(Raw records)
⁂

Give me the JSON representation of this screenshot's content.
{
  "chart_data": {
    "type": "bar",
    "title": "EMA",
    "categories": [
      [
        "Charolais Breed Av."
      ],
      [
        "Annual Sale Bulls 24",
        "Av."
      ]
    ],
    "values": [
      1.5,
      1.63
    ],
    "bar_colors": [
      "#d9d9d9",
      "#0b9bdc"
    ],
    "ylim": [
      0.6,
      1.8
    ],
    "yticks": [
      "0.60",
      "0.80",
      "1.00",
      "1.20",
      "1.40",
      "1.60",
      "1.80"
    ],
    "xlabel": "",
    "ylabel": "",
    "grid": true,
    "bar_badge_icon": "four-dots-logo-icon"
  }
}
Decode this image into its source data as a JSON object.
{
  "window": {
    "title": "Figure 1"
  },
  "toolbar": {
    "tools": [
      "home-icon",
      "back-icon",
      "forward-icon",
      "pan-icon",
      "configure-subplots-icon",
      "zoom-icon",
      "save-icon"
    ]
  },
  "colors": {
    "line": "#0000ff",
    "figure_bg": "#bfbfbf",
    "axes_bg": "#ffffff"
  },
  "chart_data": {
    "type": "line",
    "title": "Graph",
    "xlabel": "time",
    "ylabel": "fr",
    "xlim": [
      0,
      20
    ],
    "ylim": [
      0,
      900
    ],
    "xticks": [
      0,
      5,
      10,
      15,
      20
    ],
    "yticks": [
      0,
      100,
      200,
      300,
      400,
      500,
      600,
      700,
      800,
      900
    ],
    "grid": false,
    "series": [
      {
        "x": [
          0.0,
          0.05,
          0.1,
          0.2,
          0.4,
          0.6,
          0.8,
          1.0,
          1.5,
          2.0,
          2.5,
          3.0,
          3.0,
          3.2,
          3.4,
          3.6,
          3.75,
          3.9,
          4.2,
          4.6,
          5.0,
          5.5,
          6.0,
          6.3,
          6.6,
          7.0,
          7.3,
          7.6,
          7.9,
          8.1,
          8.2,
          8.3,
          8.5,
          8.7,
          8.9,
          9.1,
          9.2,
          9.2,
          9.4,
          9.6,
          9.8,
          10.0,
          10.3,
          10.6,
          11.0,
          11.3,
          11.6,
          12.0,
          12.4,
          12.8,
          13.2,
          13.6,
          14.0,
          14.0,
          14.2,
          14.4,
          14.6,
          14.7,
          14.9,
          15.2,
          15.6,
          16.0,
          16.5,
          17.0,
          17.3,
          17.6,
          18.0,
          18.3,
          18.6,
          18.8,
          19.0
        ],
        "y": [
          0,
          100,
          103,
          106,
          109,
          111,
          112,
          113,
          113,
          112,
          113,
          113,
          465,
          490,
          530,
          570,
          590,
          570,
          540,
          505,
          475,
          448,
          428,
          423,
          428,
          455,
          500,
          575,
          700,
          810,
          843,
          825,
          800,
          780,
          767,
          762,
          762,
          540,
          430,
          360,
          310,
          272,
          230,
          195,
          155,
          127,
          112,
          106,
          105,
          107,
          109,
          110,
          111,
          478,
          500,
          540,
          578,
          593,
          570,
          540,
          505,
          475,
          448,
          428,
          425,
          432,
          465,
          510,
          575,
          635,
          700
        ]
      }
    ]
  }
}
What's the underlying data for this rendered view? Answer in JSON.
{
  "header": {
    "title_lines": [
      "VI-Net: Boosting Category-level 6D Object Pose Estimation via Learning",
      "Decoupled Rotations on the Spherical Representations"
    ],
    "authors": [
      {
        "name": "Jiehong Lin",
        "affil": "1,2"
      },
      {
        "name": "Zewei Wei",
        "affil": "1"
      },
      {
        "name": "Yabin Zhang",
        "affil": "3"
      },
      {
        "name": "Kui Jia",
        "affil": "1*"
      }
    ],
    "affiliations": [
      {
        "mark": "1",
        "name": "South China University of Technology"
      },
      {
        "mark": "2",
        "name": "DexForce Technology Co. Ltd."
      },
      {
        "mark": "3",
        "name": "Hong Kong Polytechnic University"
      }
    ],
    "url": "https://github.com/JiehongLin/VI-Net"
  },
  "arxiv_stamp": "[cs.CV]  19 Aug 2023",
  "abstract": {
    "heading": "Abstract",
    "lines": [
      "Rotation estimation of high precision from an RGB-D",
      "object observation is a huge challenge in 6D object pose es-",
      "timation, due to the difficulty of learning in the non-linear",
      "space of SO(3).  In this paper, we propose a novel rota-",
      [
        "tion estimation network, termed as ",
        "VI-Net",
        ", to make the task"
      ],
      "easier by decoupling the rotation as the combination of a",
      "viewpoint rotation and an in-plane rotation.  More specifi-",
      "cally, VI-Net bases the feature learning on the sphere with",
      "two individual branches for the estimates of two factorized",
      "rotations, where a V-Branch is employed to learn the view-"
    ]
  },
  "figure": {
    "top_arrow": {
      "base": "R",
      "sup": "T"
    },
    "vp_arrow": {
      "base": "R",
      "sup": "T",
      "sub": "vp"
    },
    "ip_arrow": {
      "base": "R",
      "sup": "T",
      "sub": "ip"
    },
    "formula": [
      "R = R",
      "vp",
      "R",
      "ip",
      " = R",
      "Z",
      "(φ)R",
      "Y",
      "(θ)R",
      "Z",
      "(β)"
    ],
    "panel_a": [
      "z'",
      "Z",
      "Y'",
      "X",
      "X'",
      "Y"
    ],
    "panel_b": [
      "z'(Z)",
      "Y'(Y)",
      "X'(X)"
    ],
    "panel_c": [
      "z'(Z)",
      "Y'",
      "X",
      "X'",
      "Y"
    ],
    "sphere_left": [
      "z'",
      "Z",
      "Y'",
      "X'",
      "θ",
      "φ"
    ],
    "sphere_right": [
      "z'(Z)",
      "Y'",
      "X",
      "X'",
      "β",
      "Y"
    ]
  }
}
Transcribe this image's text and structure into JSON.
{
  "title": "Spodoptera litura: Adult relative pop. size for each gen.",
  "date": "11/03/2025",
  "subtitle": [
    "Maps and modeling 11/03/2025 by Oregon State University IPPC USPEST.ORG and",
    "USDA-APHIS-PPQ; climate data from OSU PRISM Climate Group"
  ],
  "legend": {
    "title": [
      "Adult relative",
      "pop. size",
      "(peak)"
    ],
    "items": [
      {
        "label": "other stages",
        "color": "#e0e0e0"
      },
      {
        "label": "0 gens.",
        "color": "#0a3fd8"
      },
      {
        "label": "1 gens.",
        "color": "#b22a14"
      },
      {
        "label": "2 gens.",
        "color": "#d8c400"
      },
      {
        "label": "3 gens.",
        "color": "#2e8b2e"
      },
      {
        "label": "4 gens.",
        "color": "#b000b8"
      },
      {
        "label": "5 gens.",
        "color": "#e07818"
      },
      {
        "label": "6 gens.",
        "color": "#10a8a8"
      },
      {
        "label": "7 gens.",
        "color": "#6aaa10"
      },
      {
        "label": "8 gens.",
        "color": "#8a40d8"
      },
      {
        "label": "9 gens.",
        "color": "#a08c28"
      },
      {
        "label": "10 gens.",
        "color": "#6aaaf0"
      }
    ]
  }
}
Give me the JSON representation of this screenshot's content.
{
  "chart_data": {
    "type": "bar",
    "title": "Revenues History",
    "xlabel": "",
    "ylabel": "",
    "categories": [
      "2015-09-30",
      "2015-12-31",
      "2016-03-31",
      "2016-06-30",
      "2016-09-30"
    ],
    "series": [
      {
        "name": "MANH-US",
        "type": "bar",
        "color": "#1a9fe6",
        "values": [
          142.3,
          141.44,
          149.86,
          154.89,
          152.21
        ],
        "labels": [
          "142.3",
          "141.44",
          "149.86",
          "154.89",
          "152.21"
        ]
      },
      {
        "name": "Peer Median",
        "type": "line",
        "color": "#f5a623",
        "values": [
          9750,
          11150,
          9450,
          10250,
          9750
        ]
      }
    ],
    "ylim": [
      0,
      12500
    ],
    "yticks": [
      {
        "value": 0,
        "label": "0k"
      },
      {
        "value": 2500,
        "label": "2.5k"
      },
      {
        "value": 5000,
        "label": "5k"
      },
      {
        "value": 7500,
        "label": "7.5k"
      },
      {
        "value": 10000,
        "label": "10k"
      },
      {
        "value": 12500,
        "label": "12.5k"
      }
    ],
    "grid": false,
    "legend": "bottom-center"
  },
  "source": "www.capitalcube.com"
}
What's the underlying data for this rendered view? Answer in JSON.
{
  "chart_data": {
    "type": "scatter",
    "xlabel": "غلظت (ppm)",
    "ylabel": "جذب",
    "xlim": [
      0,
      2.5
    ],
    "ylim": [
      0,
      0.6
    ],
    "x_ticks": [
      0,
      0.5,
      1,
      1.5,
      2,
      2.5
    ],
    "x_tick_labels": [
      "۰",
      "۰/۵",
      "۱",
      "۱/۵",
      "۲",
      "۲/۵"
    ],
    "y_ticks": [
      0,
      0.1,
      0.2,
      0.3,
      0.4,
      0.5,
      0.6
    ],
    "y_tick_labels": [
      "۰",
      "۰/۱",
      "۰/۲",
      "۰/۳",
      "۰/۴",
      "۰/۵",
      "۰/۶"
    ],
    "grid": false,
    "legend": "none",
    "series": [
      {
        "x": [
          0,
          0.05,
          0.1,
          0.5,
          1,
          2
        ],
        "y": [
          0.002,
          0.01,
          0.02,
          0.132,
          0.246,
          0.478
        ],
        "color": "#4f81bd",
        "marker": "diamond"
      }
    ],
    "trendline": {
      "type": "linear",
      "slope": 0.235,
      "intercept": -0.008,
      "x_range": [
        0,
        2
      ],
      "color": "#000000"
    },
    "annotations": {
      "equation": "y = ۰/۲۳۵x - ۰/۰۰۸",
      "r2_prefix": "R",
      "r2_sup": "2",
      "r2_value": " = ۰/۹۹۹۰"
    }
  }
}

⁂

(Directive) Check each line above for the string "size" and show the ones that have it.

(Full output)
  "title": "Spodoptera litura: Adult relative pop. size for each gen.",
      "pop. size",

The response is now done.